Saved entries
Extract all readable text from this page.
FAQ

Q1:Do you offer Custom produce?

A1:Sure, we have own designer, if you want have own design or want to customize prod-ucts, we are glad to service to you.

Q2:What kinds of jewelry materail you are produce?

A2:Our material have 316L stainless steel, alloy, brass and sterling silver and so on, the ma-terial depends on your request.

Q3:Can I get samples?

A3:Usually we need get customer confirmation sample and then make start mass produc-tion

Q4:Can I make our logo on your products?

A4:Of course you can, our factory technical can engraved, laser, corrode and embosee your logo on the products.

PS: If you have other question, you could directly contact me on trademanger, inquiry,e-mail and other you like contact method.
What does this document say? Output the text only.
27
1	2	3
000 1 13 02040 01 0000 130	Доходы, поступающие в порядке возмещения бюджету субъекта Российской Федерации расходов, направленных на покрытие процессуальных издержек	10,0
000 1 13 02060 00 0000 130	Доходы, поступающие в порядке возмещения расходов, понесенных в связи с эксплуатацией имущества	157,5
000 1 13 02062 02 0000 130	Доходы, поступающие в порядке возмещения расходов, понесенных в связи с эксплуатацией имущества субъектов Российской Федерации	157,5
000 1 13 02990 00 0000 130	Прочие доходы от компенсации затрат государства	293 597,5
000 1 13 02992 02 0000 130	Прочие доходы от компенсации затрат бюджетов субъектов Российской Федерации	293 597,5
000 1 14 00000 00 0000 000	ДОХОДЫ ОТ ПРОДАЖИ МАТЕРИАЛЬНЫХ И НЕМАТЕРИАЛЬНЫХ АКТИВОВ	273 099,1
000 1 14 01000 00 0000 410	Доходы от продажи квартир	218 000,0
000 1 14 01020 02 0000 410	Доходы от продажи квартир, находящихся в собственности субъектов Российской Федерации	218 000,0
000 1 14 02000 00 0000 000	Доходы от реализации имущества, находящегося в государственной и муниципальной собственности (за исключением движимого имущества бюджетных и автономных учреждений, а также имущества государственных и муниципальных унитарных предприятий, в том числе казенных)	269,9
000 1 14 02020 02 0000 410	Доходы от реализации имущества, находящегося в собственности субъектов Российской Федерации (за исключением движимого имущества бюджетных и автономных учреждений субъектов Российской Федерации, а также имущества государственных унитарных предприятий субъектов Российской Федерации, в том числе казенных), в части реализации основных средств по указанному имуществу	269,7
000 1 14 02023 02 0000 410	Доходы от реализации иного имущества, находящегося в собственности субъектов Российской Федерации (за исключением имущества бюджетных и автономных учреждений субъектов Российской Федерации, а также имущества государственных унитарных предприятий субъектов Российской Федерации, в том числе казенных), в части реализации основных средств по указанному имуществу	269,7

» **What to do**: Exact copies of all the records are required.

» **The completed task**:
Extract all readable text from this page.
FAQ

Q1:Do you offer Custom produce?

A1:Sure, we have own designer, if you want have own design or want to customize prod-ucts, we are glad to service to you.

Q2:What kinds of jewelry materail you are produce?

A2:Our material have 316L stainless steel, alloy, brass and sterling silver and so on, the ma-terial depends on your request.

Q3:Can I get samples?

A3:Usually we need get customer confirmation sample and then make start mass produc-tion

Q4:Can I make our logo on your products?

A4:Of course you can, our factory technical can engraved, laser, corrode and embosee your logo on the products.

PS: If you have other question, you could directly contact me on trademanger, inquiry,e-mail and other you like contact method.
What does this document say? Output the text only.
27
1	2	3
000 1 13 02040 01 0000 130	Доходы, поступающие в порядке возмещения бюджету субъекта Российской Федерации расходов, направленных на покрытие процессуальных издержек	10,0
000 1 13 02060 00 0000 130	Доходы, поступающие в порядке возмещения расходов, понесенных в связи с эксплуатацией имущества	157,5
000 1 13 02062 02 0000 130	Доходы, поступающие в порядке возмещения расходов, понесенных в связи с эксплуатацией имущества субъектов Российской Федерации	157,5
000 1 13 02990 00 0000 130	Прочие доходы от компенсации затрат государства	293 597,5
000 1 13 02992 02 0000 130	Прочие доходы от компенсации затрат бюджетов субъектов Российской Федерации	293 597,5
000 1 14 00000 00 0000 000	ДОХОДЫ ОТ ПРОДАЖИ МАТЕРИАЛЬНЫХ И НЕМАТЕРИАЛЬНЫХ АКТИВОВ	273 099,1
000 1 14 01000 00 0000 410	Доходы от продажи квартир	218 000,0
000 1 14 01020 02 0000 410	Доходы от продажи квартир, находящихся в собственности субъектов Российской Федерации	218 000,0
000 1 14 02000 00 0000 000	Доходы от реализации имущества, находящегося в государственной и муниципальной собственности (за исключением движимого имущества бюджетных и автономных учреждений, а также имущества государственных и муниципальных унитарных предприятий, в том числе казенных)	269,9
000 1 14 02020 02 0000 410	Доходы от реализации имущества, находящегося в собственности субъектов Российской Федерации (за исключением движимого имущества бюджетных и автономных учреждений субъектов Российской Федерации, а также имущества государственных унитарных предприятий субъектов Российской Федерации, в том числе казенных), в части реализации основных средств по указанному имуществу	269,7
000 1 14 02023 02 0000 410	Доходы от реализации иного имущества, находящегося в собственности субъектов Российской Федерации (за исключением имущества бюджетных и автономных учреждений субъектов Российской Федерации, а также имущества государственных унитарных предприятий субъектов Российской Федерации, в том числе казенных), в части реализации основных средств по указанному имуществу	269,7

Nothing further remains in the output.